[Aim]: Transcribe the records exactly. Pictures do not belong in the transcription.

[Supplied records]:

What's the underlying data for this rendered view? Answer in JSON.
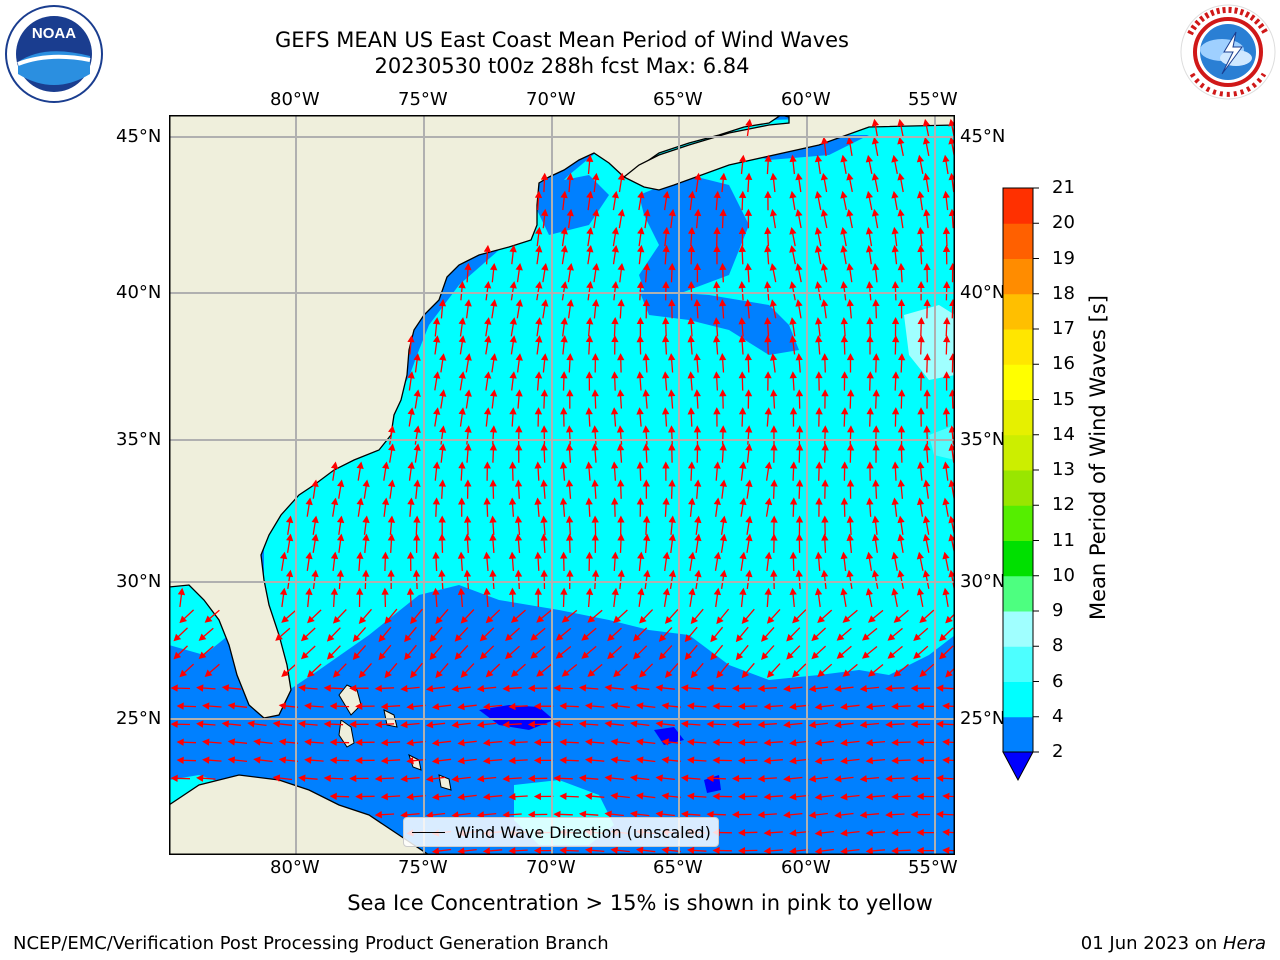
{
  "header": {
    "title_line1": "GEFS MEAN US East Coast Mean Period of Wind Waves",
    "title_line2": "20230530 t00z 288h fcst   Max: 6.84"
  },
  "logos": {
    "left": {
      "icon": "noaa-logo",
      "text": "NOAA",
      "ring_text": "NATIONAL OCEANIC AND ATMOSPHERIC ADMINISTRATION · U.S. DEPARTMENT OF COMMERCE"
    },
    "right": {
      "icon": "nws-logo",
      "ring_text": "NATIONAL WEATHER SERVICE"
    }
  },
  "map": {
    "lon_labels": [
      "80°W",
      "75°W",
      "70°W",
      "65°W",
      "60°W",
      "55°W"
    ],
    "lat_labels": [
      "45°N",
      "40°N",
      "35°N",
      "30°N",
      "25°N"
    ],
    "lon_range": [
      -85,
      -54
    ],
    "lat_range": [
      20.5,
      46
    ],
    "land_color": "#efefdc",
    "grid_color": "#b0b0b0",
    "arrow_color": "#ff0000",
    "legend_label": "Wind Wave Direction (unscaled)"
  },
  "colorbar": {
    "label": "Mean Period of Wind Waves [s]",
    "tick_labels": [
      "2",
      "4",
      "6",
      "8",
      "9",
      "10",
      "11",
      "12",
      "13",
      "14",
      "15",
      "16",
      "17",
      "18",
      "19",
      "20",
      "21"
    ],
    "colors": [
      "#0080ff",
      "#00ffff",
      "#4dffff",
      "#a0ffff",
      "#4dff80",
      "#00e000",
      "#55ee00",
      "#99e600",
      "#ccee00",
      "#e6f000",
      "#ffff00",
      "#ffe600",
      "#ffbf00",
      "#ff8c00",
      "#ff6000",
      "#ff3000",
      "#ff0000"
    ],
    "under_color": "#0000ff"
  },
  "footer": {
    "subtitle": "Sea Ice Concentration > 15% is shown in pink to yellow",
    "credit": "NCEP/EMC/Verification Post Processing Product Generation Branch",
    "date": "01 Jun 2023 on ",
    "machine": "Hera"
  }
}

[Expected answer]:
What's the underlying data for this rendered view? Answer in JSON.
{
  "header": {
    "title_line1": "GEFS MEAN US East Coast Mean Period of Wind Waves",
    "title_line2": "20230530 t00z 288h fcst   Max: 6.84"
  },
  "logos": {
    "left": {
      "icon": "noaa-logo",
      "text": "NOAA",
      "ring_text": "NATIONAL OCEANIC AND ATMOSPHERIC ADMINISTRATION · U.S. DEPARTMENT OF COMMERCE"
    },
    "right": {
      "icon": "nws-logo",
      "ring_text": "NATIONAL WEATHER SERVICE"
    }
  },
  "map": {
    "lon_labels": [
      "80°W",
      "75°W",
      "70°W",
      "65°W",
      "60°W",
      "55°W"
    ],
    "lat_labels": [
      "45°N",
      "40°N",
      "35°N",
      "30°N",
      "25°N"
    ],
    "lon_range": [
      -85,
      -54
    ],
    "lat_range": [
      20.5,
      46
    ],
    "land_color": "#efefdc",
    "grid_color": "#b0b0b0",
    "arrow_color": "#ff0000",
    "legend_label": "Wind Wave Direction (unscaled)"
  },
  "colorbar": {
    "label": "Mean Period of Wind Waves [s]",
    "tick_labels": [
      "2",
      "4",
      "6",
      "8",
      "9",
      "10",
      "11",
      "12",
      "13",
      "14",
      "15",
      "16",
      "17",
      "18",
      "19",
      "20",
      "21"
    ],
    "colors": [
      "#0080ff",
      "#00ffff",
      "#4dffff",
      "#a0ffff",
      "#4dff80",
      "#00e000",
      "#55ee00",
      "#99e600",
      "#ccee00",
      "#e6f000",
      "#ffff00",
      "#ffe600",
      "#ffbf00",
      "#ff8c00",
      "#ff6000",
      "#ff3000",
      "#ff0000"
    ],
    "under_color": "#0000ff"
  },
  "footer": {
    "subtitle": "Sea Ice Concentration > 15% is shown in pink to yellow",
    "credit": "NCEP/EMC/Verification Post Processing Product Generation Branch",
    "date": "01 Jun 2023 on ",
    "machine": "Hera"
  }
}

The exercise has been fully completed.